◆ **What the exercise asks**
Where a line holds "this", copy it.

Items from a figure collection:
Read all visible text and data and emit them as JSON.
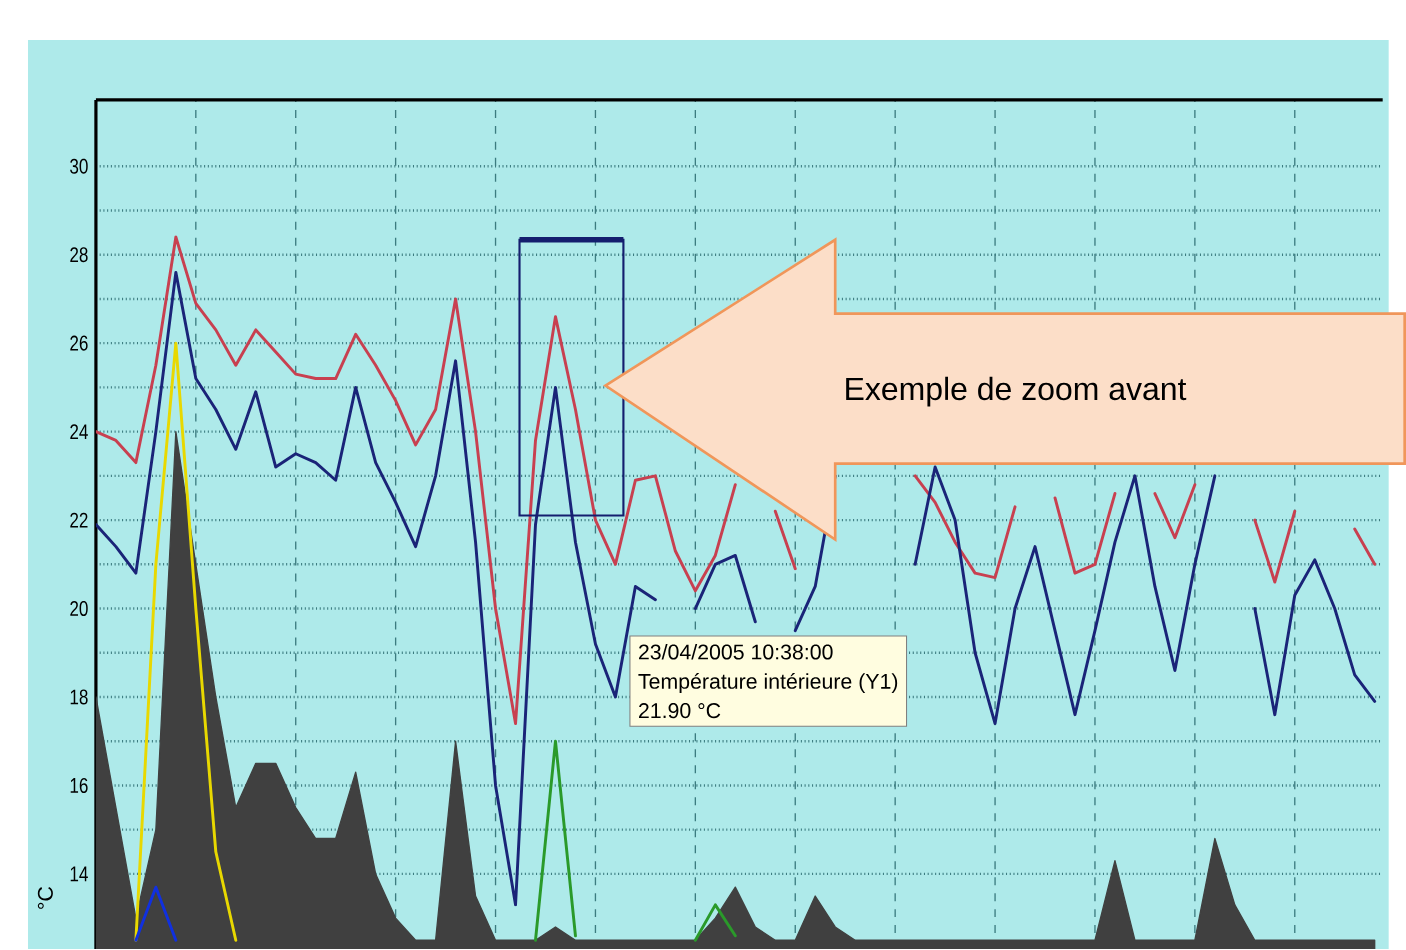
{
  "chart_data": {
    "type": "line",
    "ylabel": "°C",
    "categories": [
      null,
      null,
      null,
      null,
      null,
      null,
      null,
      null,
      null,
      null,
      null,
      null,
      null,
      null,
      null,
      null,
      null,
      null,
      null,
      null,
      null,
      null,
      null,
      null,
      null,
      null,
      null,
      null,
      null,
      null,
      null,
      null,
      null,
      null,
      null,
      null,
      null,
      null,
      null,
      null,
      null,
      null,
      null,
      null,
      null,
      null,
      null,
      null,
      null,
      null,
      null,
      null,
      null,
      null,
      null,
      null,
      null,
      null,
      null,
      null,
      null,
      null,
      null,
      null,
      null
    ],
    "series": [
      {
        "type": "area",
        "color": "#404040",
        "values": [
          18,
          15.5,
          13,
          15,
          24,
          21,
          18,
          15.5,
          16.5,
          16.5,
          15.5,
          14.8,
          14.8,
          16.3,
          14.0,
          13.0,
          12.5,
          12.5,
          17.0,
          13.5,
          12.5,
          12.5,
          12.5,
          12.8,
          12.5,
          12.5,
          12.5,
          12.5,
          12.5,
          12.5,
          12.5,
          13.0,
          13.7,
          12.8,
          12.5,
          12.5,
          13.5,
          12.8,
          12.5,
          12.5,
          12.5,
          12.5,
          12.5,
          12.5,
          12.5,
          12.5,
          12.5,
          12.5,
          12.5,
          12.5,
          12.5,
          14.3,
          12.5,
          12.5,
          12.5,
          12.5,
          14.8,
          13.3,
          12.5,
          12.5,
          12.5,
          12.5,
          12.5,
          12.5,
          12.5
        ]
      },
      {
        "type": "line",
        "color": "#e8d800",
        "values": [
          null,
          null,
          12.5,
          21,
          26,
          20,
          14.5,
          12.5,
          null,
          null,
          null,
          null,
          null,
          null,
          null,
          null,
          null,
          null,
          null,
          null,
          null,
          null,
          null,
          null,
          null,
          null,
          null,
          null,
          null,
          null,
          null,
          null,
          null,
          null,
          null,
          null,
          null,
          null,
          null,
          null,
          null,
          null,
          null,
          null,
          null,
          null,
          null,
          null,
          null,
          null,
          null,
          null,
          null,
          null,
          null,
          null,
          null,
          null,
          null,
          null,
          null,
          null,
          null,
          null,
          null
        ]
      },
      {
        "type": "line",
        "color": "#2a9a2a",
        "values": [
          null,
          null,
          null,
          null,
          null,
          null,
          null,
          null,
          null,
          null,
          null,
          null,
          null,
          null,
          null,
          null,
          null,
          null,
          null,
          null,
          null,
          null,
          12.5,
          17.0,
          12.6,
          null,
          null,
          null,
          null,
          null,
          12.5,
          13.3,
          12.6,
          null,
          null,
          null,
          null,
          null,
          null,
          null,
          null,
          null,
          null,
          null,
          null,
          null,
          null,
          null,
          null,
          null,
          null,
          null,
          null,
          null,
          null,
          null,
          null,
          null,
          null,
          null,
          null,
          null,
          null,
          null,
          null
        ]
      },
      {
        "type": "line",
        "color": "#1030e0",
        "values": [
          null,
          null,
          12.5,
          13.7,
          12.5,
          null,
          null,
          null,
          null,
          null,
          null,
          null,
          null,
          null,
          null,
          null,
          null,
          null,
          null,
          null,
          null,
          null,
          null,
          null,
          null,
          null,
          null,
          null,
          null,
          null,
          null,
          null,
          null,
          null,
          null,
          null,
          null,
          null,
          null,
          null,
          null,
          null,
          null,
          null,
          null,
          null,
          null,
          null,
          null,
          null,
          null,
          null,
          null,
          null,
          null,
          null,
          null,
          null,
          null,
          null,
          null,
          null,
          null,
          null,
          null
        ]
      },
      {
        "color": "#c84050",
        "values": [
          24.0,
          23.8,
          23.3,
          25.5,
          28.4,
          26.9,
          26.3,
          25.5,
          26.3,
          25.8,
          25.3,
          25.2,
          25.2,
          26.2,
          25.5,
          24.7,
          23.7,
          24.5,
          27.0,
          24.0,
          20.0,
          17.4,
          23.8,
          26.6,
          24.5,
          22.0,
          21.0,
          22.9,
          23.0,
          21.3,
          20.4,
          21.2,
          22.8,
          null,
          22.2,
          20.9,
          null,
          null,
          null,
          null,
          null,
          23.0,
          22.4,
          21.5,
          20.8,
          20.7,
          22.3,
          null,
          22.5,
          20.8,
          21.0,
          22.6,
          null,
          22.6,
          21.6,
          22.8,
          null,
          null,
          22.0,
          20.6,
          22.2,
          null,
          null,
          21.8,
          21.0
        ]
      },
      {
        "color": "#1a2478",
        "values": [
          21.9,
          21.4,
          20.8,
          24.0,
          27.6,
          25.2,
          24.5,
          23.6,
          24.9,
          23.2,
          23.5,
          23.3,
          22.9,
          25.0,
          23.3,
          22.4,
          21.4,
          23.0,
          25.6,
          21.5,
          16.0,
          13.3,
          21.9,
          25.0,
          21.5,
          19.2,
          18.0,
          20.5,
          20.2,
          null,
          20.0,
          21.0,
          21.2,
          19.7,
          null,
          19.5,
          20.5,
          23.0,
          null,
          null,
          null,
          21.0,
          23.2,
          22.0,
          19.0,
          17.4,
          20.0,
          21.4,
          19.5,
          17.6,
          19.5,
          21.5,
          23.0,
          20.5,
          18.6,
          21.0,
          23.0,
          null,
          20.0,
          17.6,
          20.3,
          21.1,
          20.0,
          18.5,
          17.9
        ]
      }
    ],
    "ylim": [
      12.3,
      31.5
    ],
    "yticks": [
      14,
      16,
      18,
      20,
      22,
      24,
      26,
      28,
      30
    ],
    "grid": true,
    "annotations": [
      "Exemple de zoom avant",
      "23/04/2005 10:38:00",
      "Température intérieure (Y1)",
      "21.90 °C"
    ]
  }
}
--
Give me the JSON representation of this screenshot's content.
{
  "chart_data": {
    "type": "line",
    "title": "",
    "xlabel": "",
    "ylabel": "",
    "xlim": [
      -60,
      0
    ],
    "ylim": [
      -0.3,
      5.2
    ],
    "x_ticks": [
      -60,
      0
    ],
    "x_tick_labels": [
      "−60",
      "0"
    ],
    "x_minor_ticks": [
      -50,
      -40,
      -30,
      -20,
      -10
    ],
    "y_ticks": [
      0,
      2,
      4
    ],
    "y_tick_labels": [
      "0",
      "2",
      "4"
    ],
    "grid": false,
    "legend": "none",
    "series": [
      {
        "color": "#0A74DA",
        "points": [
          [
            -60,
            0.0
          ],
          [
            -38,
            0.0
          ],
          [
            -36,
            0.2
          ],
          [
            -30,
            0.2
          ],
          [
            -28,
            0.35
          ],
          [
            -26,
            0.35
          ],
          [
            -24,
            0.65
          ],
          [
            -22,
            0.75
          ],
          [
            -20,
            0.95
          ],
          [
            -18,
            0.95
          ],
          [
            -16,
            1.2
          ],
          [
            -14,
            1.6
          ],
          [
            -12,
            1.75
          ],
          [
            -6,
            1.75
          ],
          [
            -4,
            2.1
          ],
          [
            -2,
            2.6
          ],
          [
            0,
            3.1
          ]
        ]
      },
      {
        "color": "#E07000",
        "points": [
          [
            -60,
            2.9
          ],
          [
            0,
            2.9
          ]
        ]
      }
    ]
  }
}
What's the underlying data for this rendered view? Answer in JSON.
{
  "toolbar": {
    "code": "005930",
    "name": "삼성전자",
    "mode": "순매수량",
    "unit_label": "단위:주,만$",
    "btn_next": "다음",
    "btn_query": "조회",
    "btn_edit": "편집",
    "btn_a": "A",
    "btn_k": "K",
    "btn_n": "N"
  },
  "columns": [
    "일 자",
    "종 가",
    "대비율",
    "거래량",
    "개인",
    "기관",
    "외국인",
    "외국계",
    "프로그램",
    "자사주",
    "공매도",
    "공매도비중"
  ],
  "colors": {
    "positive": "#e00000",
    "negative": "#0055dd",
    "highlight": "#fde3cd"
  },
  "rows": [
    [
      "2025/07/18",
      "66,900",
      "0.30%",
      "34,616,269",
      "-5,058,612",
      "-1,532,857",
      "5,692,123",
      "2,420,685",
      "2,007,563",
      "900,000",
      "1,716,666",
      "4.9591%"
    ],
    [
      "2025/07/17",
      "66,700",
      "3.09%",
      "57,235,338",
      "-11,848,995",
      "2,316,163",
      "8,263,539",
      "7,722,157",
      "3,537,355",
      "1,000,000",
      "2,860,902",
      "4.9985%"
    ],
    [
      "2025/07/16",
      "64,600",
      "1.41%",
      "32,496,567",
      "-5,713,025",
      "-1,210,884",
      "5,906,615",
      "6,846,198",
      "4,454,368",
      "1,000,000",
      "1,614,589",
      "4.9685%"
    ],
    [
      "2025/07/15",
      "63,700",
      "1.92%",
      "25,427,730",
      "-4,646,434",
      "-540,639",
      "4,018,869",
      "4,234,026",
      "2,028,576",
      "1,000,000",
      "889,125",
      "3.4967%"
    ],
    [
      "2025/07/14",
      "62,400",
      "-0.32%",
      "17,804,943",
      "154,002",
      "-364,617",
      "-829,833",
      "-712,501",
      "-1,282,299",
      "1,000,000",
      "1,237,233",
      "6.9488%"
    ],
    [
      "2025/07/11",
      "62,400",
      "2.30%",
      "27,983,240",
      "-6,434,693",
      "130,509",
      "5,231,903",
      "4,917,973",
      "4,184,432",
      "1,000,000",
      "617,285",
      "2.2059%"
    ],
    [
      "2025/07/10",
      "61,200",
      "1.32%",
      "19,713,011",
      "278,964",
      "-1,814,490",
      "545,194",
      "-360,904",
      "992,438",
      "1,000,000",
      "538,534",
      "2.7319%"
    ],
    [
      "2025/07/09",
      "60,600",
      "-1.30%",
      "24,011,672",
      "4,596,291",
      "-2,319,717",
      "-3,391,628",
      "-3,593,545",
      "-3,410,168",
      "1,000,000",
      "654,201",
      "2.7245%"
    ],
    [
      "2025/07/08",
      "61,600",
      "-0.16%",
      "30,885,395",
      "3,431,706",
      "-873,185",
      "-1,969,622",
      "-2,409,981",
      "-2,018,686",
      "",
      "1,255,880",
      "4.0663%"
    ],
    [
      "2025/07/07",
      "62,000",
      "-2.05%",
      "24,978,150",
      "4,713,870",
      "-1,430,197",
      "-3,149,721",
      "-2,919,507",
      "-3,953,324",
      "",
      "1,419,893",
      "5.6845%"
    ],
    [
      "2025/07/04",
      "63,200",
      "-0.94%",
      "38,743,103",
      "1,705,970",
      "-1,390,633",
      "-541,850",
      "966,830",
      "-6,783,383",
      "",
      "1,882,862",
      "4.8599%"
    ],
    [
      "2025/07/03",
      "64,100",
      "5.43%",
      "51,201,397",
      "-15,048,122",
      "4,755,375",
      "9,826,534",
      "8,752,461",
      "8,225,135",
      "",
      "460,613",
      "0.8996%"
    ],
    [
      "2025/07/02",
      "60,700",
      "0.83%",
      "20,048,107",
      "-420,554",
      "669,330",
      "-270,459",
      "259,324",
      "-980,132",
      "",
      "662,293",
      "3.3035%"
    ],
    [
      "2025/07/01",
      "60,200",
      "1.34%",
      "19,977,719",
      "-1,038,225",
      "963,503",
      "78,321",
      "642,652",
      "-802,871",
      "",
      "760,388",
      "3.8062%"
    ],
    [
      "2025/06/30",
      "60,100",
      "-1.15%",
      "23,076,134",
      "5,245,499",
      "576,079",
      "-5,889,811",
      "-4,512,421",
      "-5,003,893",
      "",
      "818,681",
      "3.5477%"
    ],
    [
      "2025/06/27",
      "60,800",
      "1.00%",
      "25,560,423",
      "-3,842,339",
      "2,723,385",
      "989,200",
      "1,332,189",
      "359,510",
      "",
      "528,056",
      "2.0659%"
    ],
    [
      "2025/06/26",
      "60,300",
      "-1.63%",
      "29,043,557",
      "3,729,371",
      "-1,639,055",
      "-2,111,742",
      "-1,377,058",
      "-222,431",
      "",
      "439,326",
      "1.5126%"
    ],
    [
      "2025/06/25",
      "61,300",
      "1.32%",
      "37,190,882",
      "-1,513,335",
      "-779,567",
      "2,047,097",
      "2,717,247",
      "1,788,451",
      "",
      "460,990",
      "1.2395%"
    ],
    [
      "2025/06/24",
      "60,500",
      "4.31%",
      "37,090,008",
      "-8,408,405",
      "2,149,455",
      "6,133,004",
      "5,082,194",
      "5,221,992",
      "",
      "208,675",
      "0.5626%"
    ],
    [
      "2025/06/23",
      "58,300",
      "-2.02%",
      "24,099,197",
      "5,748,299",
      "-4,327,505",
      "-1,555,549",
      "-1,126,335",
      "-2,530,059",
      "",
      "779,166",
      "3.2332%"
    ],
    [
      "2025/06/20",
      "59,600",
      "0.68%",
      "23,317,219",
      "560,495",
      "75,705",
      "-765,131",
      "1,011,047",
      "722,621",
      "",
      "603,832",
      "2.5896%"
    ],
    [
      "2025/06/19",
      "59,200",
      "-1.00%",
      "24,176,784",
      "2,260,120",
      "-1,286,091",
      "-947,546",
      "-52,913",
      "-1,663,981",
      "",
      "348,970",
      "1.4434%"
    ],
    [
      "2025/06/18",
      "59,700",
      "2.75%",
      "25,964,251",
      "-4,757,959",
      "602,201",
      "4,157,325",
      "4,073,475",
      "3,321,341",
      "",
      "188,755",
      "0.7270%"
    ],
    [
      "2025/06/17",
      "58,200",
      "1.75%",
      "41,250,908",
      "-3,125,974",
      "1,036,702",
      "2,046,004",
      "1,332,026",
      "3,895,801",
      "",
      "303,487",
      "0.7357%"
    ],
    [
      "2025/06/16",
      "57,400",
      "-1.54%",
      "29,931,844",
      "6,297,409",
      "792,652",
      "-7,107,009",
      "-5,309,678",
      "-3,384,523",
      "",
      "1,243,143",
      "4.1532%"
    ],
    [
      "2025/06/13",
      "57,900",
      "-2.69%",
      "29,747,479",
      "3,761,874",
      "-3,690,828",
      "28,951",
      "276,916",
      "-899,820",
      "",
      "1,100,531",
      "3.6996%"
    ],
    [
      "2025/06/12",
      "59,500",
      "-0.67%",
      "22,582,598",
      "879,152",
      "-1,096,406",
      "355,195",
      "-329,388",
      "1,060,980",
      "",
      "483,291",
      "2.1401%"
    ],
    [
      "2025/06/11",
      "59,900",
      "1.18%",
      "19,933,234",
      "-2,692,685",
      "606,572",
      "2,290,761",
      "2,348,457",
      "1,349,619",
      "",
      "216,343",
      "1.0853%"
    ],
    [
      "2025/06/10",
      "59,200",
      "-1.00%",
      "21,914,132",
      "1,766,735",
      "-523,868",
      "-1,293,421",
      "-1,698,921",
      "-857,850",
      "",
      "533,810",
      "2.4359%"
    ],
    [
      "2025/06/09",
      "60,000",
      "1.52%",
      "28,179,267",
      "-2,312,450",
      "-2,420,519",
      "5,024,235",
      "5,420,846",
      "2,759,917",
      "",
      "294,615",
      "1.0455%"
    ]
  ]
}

◆ **Output of the exercise**
Give me the JSON representation of this screenshot's content.
What's the underlying data for this rendered view? Answer in JSON.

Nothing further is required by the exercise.